-- Start of Records --

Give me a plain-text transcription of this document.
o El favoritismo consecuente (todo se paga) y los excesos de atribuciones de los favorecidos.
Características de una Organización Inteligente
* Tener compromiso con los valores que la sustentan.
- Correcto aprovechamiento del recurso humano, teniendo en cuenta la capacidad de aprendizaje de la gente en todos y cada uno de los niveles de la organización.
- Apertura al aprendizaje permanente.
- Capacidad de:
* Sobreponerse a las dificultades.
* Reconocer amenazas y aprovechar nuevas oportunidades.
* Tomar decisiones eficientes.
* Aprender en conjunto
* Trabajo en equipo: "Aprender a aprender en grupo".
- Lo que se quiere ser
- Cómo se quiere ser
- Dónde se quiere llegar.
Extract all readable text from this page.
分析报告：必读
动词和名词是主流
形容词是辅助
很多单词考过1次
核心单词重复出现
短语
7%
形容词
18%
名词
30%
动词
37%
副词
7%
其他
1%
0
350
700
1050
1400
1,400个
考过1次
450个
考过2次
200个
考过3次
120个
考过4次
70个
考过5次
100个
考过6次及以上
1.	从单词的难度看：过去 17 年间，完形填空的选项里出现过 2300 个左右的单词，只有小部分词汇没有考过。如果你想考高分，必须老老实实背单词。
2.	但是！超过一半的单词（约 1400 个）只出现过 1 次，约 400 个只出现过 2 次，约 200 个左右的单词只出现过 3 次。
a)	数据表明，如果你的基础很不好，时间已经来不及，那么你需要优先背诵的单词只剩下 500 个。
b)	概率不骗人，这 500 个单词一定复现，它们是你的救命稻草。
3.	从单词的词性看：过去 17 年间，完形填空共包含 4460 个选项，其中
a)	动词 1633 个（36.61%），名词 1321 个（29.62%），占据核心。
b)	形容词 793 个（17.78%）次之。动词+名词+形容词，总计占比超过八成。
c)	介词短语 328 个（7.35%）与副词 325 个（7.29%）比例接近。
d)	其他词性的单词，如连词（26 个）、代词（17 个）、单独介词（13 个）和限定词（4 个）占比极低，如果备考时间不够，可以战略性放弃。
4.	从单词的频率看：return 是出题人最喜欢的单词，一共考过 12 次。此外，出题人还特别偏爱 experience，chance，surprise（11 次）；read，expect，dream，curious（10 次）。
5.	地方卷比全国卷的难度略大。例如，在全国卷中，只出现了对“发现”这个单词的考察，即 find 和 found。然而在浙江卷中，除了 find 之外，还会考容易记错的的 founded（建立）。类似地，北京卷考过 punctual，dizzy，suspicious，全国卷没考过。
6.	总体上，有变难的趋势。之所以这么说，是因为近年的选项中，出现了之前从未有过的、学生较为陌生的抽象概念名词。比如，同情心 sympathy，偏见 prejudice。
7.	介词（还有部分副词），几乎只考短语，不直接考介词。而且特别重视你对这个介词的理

-- End of Records --

__What to work on__: Give all of the entries again, word for word.

__The reply__:
Give me a plain-text transcription of this document.
o El favoritismo consecuente (todo se paga) y los excesos de atribuciones de los favorecidos.
Características de una Organización Inteligente
* Tener compromiso con los valores que la sustentan.
- Correcto aprovechamiento del recurso humano, teniendo en cuenta la capacidad de aprendizaje de la gente en todos y cada uno de los niveles de la organización.
- Apertura al aprendizaje permanente.
- Capacidad de:
* Sobreponerse a las dificultades.
* Reconocer amenazas y aprovechar nuevas oportunidades.
* Tomar decisiones eficientes.
* Aprender en conjunto
* Trabajo en equipo: "Aprender a aprender en grupo".
- Lo que se quiere ser
- Cómo se quiere ser
- Dónde se quiere llegar.
Extract all readable text from this page.
分析报告：必读
动词和名词是主流
形容词是辅助
很多单词考过1次
核心单词重复出现
短语
7%
形容词
18%
名词
30%
动词
37%
副词
7%
其他
1%
0
350
700
1050
1400
1,400个
考过1次
450个
考过2次
200个
考过3次
120个
考过4次
70个
考过5次
100个
考过6次及以上
1.	从单词的难度看：过去 17 年间，完形填空的选项里出现过 2300 个左右的单词，只有小部分词汇没有考过。如果你想考高分，必须老老实实背单词。
2.	但是！超过一半的单词（约 1400 个）只出现过 1 次，约 400 个只出现过 2 次，约 200 个左右的单词只出现过 3 次。
a)	数据表明，如果你的基础很不好，时间已经来不及，那么你需要优先背诵的单词只剩下 500 个。
b)	概率不骗人，这 500 个单词一定复现，它们是你的救命稻草。
3.	从单词的词性看：过去 17 年间，完形填空共包含 4460 个选项，其中
a)	动词 1633 个（36.61%），名词 1321 个（29.62%），占据核心。
b)	形容词 793 个（17.78%）次之。动词+名词+形容词，总计占比超过八成。
c)	介词短语 328 个（7.35%）与副词 325 个（7.29%）比例接近。
d)	其他词性的单词，如连词（26 个）、代词（17 个）、单独介词（13 个）和限定词（4 个）占比极低，如果备考时间不够，可以战略性放弃。
4.	从单词的频率看：return 是出题人最喜欢的单词，一共考过 12 次。此外，出题人还特别偏爱 experience，chance，surprise（11 次）；read，expect，dream，curious（10 次）。
5.	地方卷比全国卷的难度略大。例如，在全国卷中，只出现了对“发现”这个单词的考察，即 find 和 found。然而在浙江卷中，除了 find 之外，还会考容易记错的的 founded（建立）。类似地，北京卷考过 punctual，dizzy，suspicious，全国卷没考过。
6.	总体上，有变难的趋势。之所以这么说，是因为近年的选项中，出现了之前从未有过的、学生较为陌生的抽象概念名词。比如，同情心 sympathy，偏见 prejudice。
7.	介词（还有部分副词），几乎只考短语，不直接考介词。而且特别重视你对这个介词的理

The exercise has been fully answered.